• _OBJECTIVE_
Output the full listing below exactly as it reads, and skip anything that is a picture.

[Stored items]
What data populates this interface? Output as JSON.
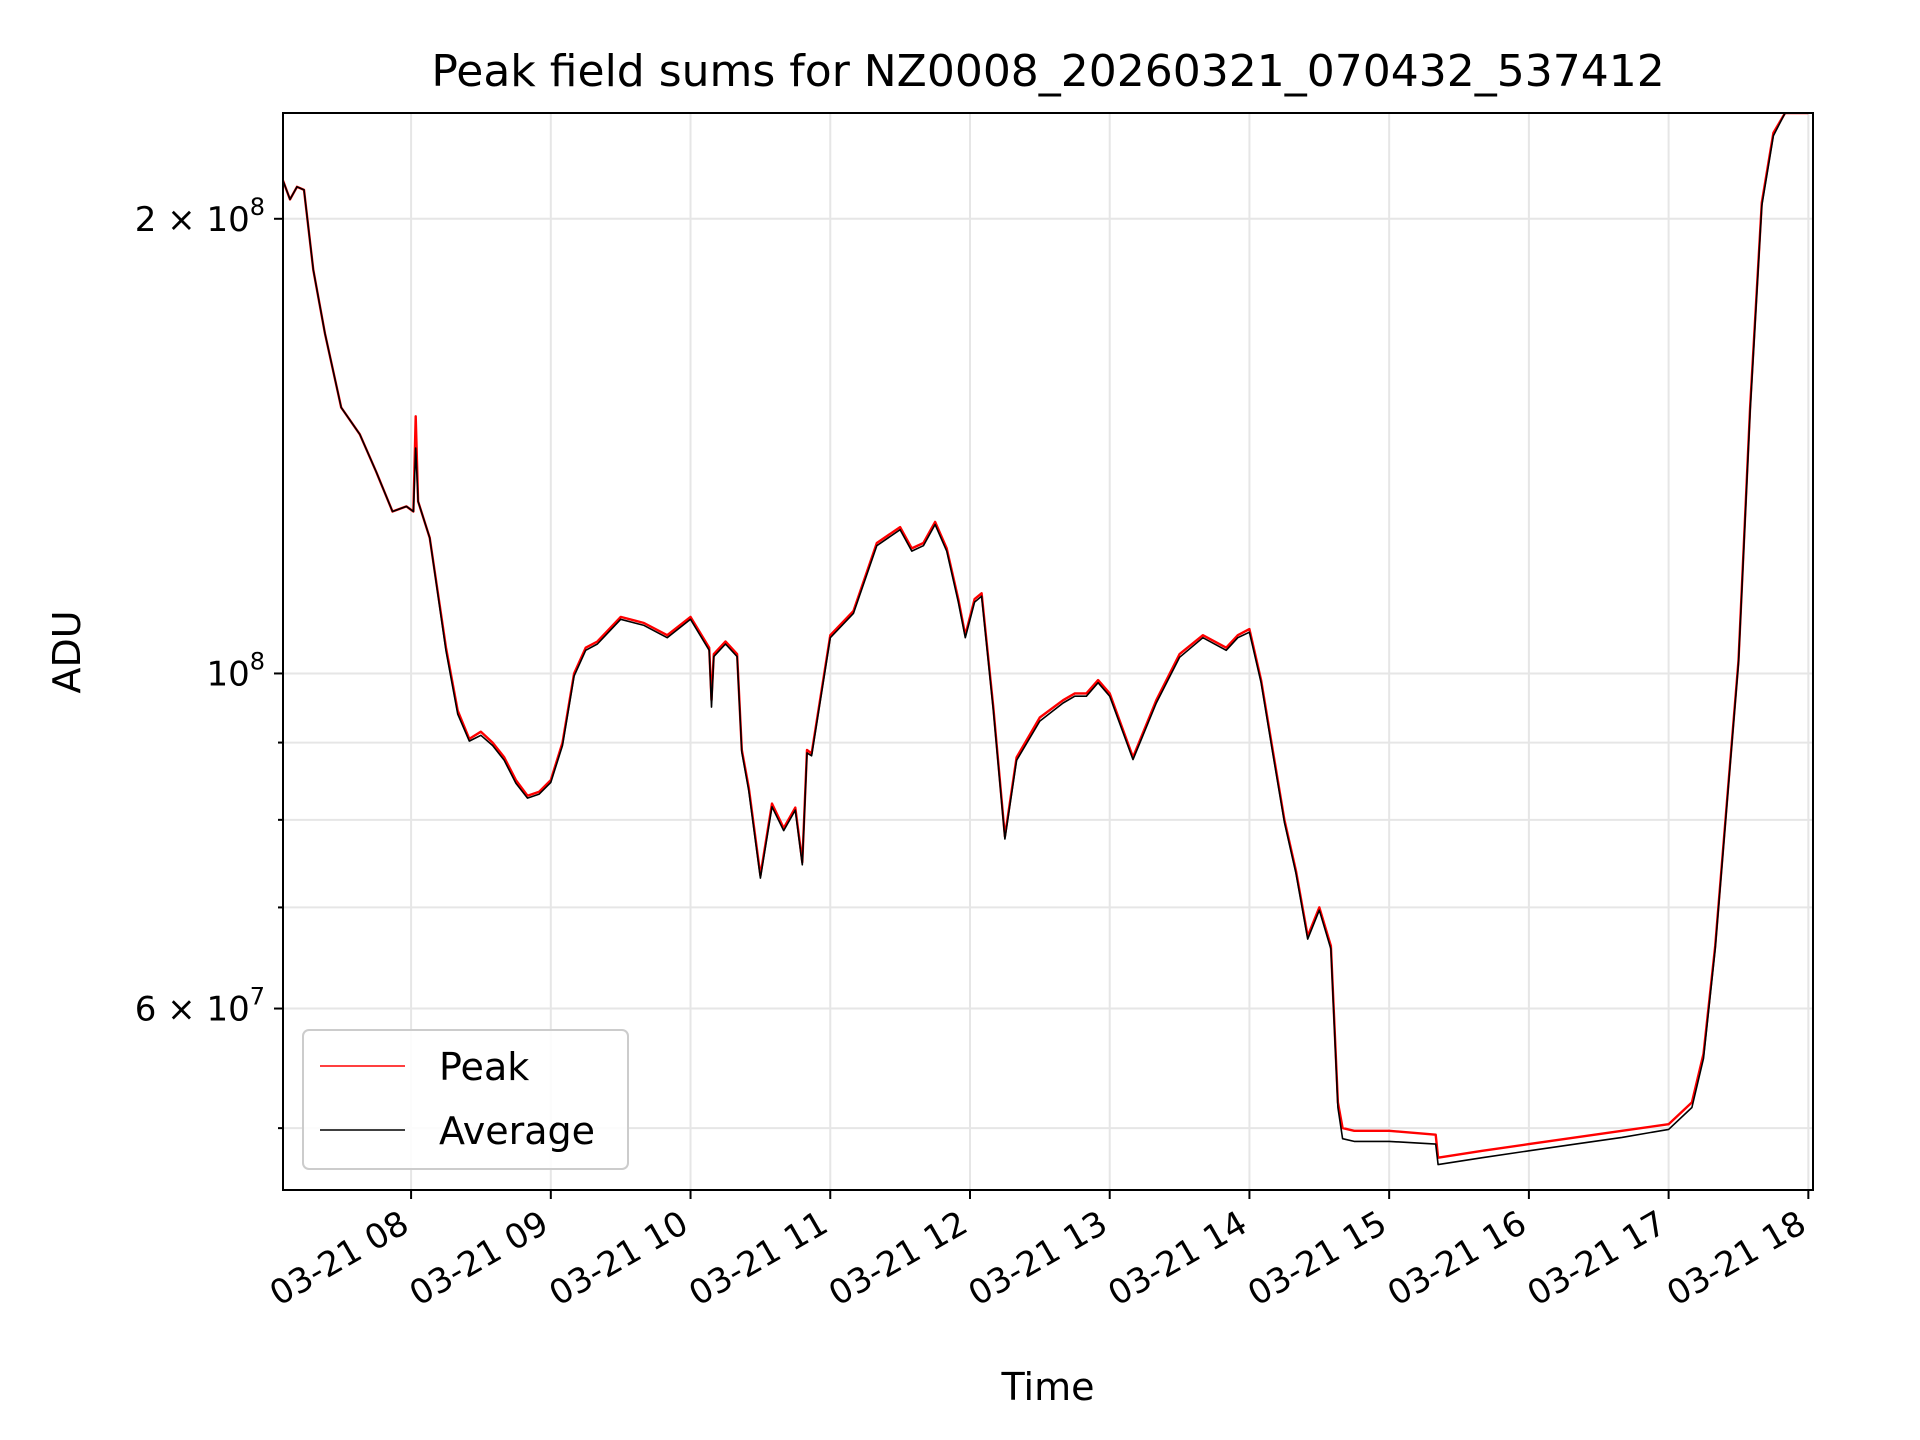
{
  "chart_data": {
    "type": "line",
    "title": "Peak field sums for NZ0008_20260321_070432_537412",
    "xlabel": "Time",
    "ylabel": "ADU",
    "yscale": "log",
    "xlim": [
      "2026-03-21 07:05",
      "2026-03-21 18:02"
    ],
    "ylim": [
      45500000,
      235000000
    ],
    "grid": true,
    "legend_position": "lower-left",
    "x_tick_labels": [
      "03-21 08",
      "03-21 09",
      "03-21 10",
      "03-21 11",
      "03-21 12",
      "03-21 13",
      "03-21 14",
      "03-21 15",
      "03-21 16",
      "03-21 17",
      "03-21 18"
    ],
    "y_tick_labels": [
      "2 × 10^8",
      "10^8",
      "6 × 10^7"
    ],
    "x": [
      "07:05",
      "07:08",
      "07:11",
      "07:14",
      "07:18",
      "07:23",
      "07:30",
      "07:38",
      "07:45",
      "07:52",
      "07:58",
      "08:01",
      "08:02",
      "08:03",
      "08:08",
      "08:15",
      "08:20",
      "08:25",
      "08:30",
      "08:35",
      "08:40",
      "08:45",
      "08:50",
      "08:55",
      "09:00",
      "09:05",
      "09:10",
      "09:15",
      "09:20",
      "09:30",
      "09:40",
      "09:50",
      "10:00",
      "10:08",
      "10:09",
      "10:10",
      "10:15",
      "10:20",
      "10:22",
      "10:25",
      "10:30",
      "10:35",
      "10:40",
      "10:45",
      "10:48",
      "10:50",
      "10:52",
      "11:00",
      "11:10",
      "11:20",
      "11:30",
      "11:35",
      "11:40",
      "11:45",
      "11:50",
      "11:55",
      "11:58",
      "12:02",
      "12:05",
      "12:10",
      "12:15",
      "12:20",
      "12:30",
      "12:40",
      "12:45",
      "12:50",
      "12:55",
      "13:00",
      "13:10",
      "13:20",
      "13:30",
      "13:40",
      "13:50",
      "13:55",
      "14:00",
      "14:05",
      "14:10",
      "14:15",
      "14:20",
      "14:25",
      "14:30",
      "14:35",
      "14:38",
      "14:40",
      "14:45",
      "15:00",
      "15:20",
      "15:21",
      "15:40",
      "16:00",
      "16:20",
      "16:40",
      "17:00",
      "17:10",
      "17:15",
      "17:20",
      "17:25",
      "17:30",
      "17:35",
      "17:40",
      "17:45",
      "17:50",
      "17:55",
      "18:00"
    ],
    "series": [
      {
        "name": "Peak",
        "color": "#ff0000",
        "values": [
          212000000.0,
          206000000.0,
          210000000.0,
          209000000.0,
          185000000.0,
          168000000.0,
          150000000.0,
          144000000.0,
          136000000.0,
          128000000.0,
          129000000.0,
          128000000.0,
          148000000.0,
          130000000.0,
          123000000.0,
          104000000.0,
          94500000.0,
          90500000.0,
          91500000.0,
          90000000.0,
          88000000.0,
          85000000.0,
          83000000.0,
          83500000.0,
          85000000.0,
          90000000.0,
          100000000.0,
          104000000.0,
          105000000.0,
          109000000.0,
          108000000.0,
          106000000.0,
          109000000.0,
          104000000.0,
          96000000.0,
          103000000.0,
          105000000.0,
          103000000.0,
          89000000.0,
          84000000.0,
          73500000.0,
          82000000.0,
          79000000.0,
          81500000.0,
          75000000.0,
          89000000.0,
          88500000.0,
          106000000.0,
          110000000.0,
          122000000.0,
          125000000.0,
          121000000.0,
          122000000.0,
          126000000.0,
          121000000.0,
          112000000.0,
          106000000.0,
          112000000.0,
          113000000.0,
          95000000.0,
          78000000.0,
          88000000.0,
          93500000.0,
          96000000.0,
          97000000.0,
          97000000.0,
          99000000.0,
          97000000.0,
          88000000.0,
          96000000.0,
          103000000.0,
          106000000.0,
          104000000.0,
          106000000.0,
          107000000.0,
          99000000.0,
          89000000.0,
          80000000.0,
          74000000.0,
          67000000.0,
          70000000.0,
          66000000.0,
          52000000.0,
          50000000.0,
          49800000.0,
          49800000.0,
          49500000.0,
          47800000.0,
          48300000.0,
          48800000.0,
          49300000.0,
          49800000.0,
          50300000.0,
          52000000.0,
          56000000.0,
          66000000.0,
          82000000.0,
          102000000.0,
          150000000.0,
          205000000.0,
          228000000.0,
          235000000.0,
          235000000.0,
          235000000.0
        ]
      },
      {
        "name": "Average",
        "color": "#000000",
        "values": [
          212000000.0,
          206000000.0,
          210000000.0,
          209000000.0,
          185000000.0,
          168000000.0,
          150000000.0,
          144000000.0,
          136000000.0,
          128000000.0,
          129000000.0,
          128000000.0,
          141000000.0,
          130000000.0,
          123000000.0,
          103500000.0,
          94000000.0,
          90200000.0,
          91000000.0,
          89600000.0,
          87600000.0,
          84600000.0,
          82700000.0,
          83200000.0,
          84700000.0,
          89600000.0,
          99600000.0,
          103600000.0,
          104600000.0,
          108600000.0,
          107600000.0,
          105600000.0,
          108600000.0,
          103600000.0,
          95000000.0,
          102600000.0,
          104600000.0,
          102600000.0,
          88700000.0,
          83600000.0,
          73200000.0,
          81600000.0,
          78700000.0,
          81200000.0,
          74700000.0,
          88600000.0,
          88200000.0,
          105600000.0,
          109600000.0,
          121500000.0,
          124500000.0,
          120500000.0,
          121500000.0,
          125500000.0,
          120500000.0,
          111500000.0,
          105600000.0,
          111500000.0,
          112500000.0,
          94600000.0,
          77700000.0,
          87600000.0,
          93000000.0,
          95600000.0,
          96600000.0,
          96600000.0,
          98600000.0,
          96600000.0,
          87700000.0,
          95600000.0,
          102500000.0,
          105600000.0,
          103600000.0,
          105600000.0,
          106500000.0,
          98600000.0,
          88600000.0,
          79700000.0,
          73700000.0,
          66700000.0,
          69700000.0,
          65700000.0,
          51600000.0,
          49200000.0,
          49000000.0,
          49000000.0,
          48800000.0,
          47300000.0,
          47800000.0,
          48300000.0,
          48800000.0,
          49300000.0,
          49900000.0,
          51600000.0,
          55600000.0,
          65700000.0,
          81700000.0,
          101600000.0,
          149000000.0,
          204000000.0,
          227000000.0,
          235000000.0,
          235000000.0,
          235000000.0
        ]
      }
    ]
  }
}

• _ANSWER BELOW_
What data populates this interface? Output as JSON.
{
  "chart_data": {
    "type": "line",
    "title": "Peak field sums for NZ0008_20260321_070432_537412",
    "xlabel": "Time",
    "ylabel": "ADU",
    "yscale": "log",
    "xlim": [
      "2026-03-21 07:05",
      "2026-03-21 18:02"
    ],
    "ylim": [
      45500000,
      235000000
    ],
    "grid": true,
    "legend_position": "lower-left",
    "x_tick_labels": [
      "03-21 08",
      "03-21 09",
      "03-21 10",
      "03-21 11",
      "03-21 12",
      "03-21 13",
      "03-21 14",
      "03-21 15",
      "03-21 16",
      "03-21 17",
      "03-21 18"
    ],
    "y_tick_labels": [
      "2 × 10^8",
      "10^8",
      "6 × 10^7"
    ],
    "x": [
      "07:05",
      "07:08",
      "07:11",
      "07:14",
      "07:18",
      "07:23",
      "07:30",
      "07:38",
      "07:45",
      "07:52",
      "07:58",
      "08:01",
      "08:02",
      "08:03",
      "08:08",
      "08:15",
      "08:20",
      "08:25",
      "08:30",
      "08:35",
      "08:40",
      "08:45",
      "08:50",
      "08:55",
      "09:00",
      "09:05",
      "09:10",
      "09:15",
      "09:20",
      "09:30",
      "09:40",
      "09:50",
      "10:00",
      "10:08",
      "10:09",
      "10:10",
      "10:15",
      "10:20",
      "10:22",
      "10:25",
      "10:30",
      "10:35",
      "10:40",
      "10:45",
      "10:48",
      "10:50",
      "10:52",
      "11:00",
      "11:10",
      "11:20",
      "11:30",
      "11:35",
      "11:40",
      "11:45",
      "11:50",
      "11:55",
      "11:58",
      "12:02",
      "12:05",
      "12:10",
      "12:15",
      "12:20",
      "12:30",
      "12:40",
      "12:45",
      "12:50",
      "12:55",
      "13:00",
      "13:10",
      "13:20",
      "13:30",
      "13:40",
      "13:50",
      "13:55",
      "14:00",
      "14:05",
      "14:10",
      "14:15",
      "14:20",
      "14:25",
      "14:30",
      "14:35",
      "14:38",
      "14:40",
      "14:45",
      "15:00",
      "15:20",
      "15:21",
      "15:40",
      "16:00",
      "16:20",
      "16:40",
      "17:00",
      "17:10",
      "17:15",
      "17:20",
      "17:25",
      "17:30",
      "17:35",
      "17:40",
      "17:45",
      "17:50",
      "17:55",
      "18:00"
    ],
    "series": [
      {
        "name": "Peak",
        "color": "#ff0000",
        "values": [
          212000000.0,
          206000000.0,
          210000000.0,
          209000000.0,
          185000000.0,
          168000000.0,
          150000000.0,
          144000000.0,
          136000000.0,
          128000000.0,
          129000000.0,
          128000000.0,
          148000000.0,
          130000000.0,
          123000000.0,
          104000000.0,
          94500000.0,
          90500000.0,
          91500000.0,
          90000000.0,
          88000000.0,
          85000000.0,
          83000000.0,
          83500000.0,
          85000000.0,
          90000000.0,
          100000000.0,
          104000000.0,
          105000000.0,
          109000000.0,
          108000000.0,
          106000000.0,
          109000000.0,
          104000000.0,
          96000000.0,
          103000000.0,
          105000000.0,
          103000000.0,
          89000000.0,
          84000000.0,
          73500000.0,
          82000000.0,
          79000000.0,
          81500000.0,
          75000000.0,
          89000000.0,
          88500000.0,
          106000000.0,
          110000000.0,
          122000000.0,
          125000000.0,
          121000000.0,
          122000000.0,
          126000000.0,
          121000000.0,
          112000000.0,
          106000000.0,
          112000000.0,
          113000000.0,
          95000000.0,
          78000000.0,
          88000000.0,
          93500000.0,
          96000000.0,
          97000000.0,
          97000000.0,
          99000000.0,
          97000000.0,
          88000000.0,
          96000000.0,
          103000000.0,
          106000000.0,
          104000000.0,
          106000000.0,
          107000000.0,
          99000000.0,
          89000000.0,
          80000000.0,
          74000000.0,
          67000000.0,
          70000000.0,
          66000000.0,
          52000000.0,
          50000000.0,
          49800000.0,
          49800000.0,
          49500000.0,
          47800000.0,
          48300000.0,
          48800000.0,
          49300000.0,
          49800000.0,
          50300000.0,
          52000000.0,
          56000000.0,
          66000000.0,
          82000000.0,
          102000000.0,
          150000000.0,
          205000000.0,
          228000000.0,
          235000000.0,
          235000000.0,
          235000000.0
        ]
      },
      {
        "name": "Average",
        "color": "#000000",
        "values": [
          212000000.0,
          206000000.0,
          210000000.0,
          209000000.0,
          185000000.0,
          168000000.0,
          150000000.0,
          144000000.0,
          136000000.0,
          128000000.0,
          129000000.0,
          128000000.0,
          141000000.0,
          130000000.0,
          123000000.0,
          103500000.0,
          94000000.0,
          90200000.0,
          91000000.0,
          89600000.0,
          87600000.0,
          84600000.0,
          82700000.0,
          83200000.0,
          84700000.0,
          89600000.0,
          99600000.0,
          103600000.0,
          104600000.0,
          108600000.0,
          107600000.0,
          105600000.0,
          108600000.0,
          103600000.0,
          95000000.0,
          102600000.0,
          104600000.0,
          102600000.0,
          88700000.0,
          83600000.0,
          73200000.0,
          81600000.0,
          78700000.0,
          81200000.0,
          74700000.0,
          88600000.0,
          88200000.0,
          105600000.0,
          109600000.0,
          121500000.0,
          124500000.0,
          120500000.0,
          121500000.0,
          125500000.0,
          120500000.0,
          111500000.0,
          105600000.0,
          111500000.0,
          112500000.0,
          94600000.0,
          77700000.0,
          87600000.0,
          93000000.0,
          95600000.0,
          96600000.0,
          96600000.0,
          98600000.0,
          96600000.0,
          87700000.0,
          95600000.0,
          102500000.0,
          105600000.0,
          103600000.0,
          105600000.0,
          106500000.0,
          98600000.0,
          88600000.0,
          79700000.0,
          73700000.0,
          66700000.0,
          69700000.0,
          65700000.0,
          51600000.0,
          49200000.0,
          49000000.0,
          49000000.0,
          48800000.0,
          47300000.0,
          47800000.0,
          48300000.0,
          48800000.0,
          49300000.0,
          49900000.0,
          51600000.0,
          55600000.0,
          65700000.0,
          81700000.0,
          101600000.0,
          149000000.0,
          204000000.0,
          227000000.0,
          235000000.0,
          235000000.0,
          235000000.0
        ]
      }
    ]
  }
}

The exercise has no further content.